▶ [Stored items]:

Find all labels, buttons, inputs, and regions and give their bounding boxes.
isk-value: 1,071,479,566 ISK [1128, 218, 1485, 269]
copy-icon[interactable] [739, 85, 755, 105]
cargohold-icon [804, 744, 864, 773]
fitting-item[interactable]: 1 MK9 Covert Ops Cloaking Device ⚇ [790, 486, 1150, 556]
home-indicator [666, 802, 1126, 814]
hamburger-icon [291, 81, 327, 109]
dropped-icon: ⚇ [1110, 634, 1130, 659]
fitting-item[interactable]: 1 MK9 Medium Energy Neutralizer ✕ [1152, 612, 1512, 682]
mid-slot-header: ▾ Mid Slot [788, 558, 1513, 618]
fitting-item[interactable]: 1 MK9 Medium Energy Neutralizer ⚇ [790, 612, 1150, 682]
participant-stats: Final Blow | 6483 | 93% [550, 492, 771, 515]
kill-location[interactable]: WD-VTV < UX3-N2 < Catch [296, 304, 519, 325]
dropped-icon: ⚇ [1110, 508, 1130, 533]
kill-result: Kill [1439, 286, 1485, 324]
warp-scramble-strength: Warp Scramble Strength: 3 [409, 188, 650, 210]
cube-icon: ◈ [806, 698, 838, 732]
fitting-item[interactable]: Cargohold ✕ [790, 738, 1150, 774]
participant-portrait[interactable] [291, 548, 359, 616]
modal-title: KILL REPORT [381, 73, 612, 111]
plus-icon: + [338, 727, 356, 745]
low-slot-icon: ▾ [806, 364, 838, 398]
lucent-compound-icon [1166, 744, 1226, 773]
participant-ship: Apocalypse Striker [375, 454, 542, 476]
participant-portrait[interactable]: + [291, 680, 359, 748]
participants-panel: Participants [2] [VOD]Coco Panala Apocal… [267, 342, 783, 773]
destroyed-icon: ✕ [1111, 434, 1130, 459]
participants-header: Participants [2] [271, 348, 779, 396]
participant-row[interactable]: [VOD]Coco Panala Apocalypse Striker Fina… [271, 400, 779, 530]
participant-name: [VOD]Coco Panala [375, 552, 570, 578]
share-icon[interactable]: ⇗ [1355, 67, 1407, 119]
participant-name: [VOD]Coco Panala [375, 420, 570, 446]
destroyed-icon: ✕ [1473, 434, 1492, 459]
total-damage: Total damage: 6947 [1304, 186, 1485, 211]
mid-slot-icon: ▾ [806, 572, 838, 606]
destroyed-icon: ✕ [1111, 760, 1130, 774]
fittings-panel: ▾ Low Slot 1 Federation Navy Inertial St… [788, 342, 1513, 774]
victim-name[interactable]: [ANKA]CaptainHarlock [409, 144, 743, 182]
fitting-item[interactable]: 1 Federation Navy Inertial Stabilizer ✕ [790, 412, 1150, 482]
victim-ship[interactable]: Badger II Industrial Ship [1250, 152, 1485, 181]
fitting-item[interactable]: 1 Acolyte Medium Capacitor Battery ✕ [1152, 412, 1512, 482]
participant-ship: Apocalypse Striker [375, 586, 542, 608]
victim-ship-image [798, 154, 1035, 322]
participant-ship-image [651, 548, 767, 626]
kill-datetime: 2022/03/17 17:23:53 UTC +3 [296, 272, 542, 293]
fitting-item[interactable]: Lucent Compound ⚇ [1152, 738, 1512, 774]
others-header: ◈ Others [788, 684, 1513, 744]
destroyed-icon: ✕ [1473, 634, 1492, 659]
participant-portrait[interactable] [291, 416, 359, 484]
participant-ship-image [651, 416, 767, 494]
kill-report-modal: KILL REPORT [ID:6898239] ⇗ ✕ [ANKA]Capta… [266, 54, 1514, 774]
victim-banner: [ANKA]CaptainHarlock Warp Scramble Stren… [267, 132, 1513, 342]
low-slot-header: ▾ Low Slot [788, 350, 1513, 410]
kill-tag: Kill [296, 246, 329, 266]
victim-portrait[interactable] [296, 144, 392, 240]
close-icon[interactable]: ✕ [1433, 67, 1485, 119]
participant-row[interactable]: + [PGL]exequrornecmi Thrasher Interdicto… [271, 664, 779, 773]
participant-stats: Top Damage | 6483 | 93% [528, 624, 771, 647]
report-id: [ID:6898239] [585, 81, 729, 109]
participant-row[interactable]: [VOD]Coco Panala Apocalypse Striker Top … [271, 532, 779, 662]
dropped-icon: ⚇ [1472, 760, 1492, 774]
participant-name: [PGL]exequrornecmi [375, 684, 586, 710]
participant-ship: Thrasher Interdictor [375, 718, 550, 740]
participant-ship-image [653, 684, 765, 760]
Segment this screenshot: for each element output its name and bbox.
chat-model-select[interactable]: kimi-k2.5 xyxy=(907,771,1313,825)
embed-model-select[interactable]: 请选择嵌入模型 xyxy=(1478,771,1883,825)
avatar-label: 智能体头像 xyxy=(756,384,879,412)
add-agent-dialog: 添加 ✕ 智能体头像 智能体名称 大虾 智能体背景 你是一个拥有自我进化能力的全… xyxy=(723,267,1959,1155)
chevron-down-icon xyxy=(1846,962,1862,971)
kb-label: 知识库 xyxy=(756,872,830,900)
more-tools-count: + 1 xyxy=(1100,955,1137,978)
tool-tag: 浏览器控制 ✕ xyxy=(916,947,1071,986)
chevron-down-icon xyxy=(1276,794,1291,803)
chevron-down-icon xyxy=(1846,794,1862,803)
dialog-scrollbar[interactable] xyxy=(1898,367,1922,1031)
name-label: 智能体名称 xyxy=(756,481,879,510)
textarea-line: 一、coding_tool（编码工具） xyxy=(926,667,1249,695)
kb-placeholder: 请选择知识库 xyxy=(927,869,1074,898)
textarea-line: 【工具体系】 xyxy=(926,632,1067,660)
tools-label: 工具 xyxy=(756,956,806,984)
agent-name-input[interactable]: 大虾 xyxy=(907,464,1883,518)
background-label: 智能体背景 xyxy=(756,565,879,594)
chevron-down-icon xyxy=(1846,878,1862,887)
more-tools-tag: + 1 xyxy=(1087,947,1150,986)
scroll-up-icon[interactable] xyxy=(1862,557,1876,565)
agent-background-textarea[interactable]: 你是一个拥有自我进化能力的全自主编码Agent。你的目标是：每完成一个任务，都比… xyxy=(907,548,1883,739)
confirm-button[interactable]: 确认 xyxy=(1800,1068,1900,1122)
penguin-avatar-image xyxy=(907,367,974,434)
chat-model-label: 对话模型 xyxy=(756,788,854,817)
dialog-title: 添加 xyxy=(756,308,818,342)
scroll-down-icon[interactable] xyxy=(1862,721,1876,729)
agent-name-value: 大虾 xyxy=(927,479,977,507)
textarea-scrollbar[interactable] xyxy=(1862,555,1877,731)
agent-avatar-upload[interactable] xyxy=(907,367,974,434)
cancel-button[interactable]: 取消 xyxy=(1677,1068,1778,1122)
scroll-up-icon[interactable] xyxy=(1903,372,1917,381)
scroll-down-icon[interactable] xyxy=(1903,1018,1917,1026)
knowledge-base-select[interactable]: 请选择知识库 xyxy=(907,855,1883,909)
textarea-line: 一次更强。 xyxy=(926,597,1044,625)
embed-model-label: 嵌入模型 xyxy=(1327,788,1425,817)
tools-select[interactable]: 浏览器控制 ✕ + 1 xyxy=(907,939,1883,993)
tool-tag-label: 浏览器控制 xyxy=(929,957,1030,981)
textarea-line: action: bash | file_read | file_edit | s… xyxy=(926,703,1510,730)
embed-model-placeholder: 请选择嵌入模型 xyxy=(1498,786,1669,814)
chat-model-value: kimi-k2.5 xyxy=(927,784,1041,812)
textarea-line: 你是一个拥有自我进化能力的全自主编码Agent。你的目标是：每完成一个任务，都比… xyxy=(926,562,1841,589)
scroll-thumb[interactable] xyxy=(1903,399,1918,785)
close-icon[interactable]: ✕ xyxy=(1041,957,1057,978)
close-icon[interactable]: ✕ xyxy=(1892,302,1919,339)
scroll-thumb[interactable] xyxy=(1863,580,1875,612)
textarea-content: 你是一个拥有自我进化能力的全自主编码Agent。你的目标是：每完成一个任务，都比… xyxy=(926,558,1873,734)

▶ [The problem]: Copy out the data lines running from the start of the data through the line containing "dropped-icon: ⚇ [1110, 634, 1130, 659]", with both ends included.

▶ [Output below]:
Find all labels, buttons, inputs, and regions and give their bounding boxes.
isk-value: 1,071,479,566 ISK [1128, 218, 1485, 269]
copy-icon[interactable] [739, 85, 755, 105]
cargohold-icon [804, 744, 864, 773]
fitting-item[interactable]: 1 MK9 Covert Ops Cloaking Device ⚇ [790, 486, 1150, 556]
home-indicator [666, 802, 1126, 814]
hamburger-icon [291, 81, 327, 109]
dropped-icon: ⚇ [1110, 634, 1130, 659]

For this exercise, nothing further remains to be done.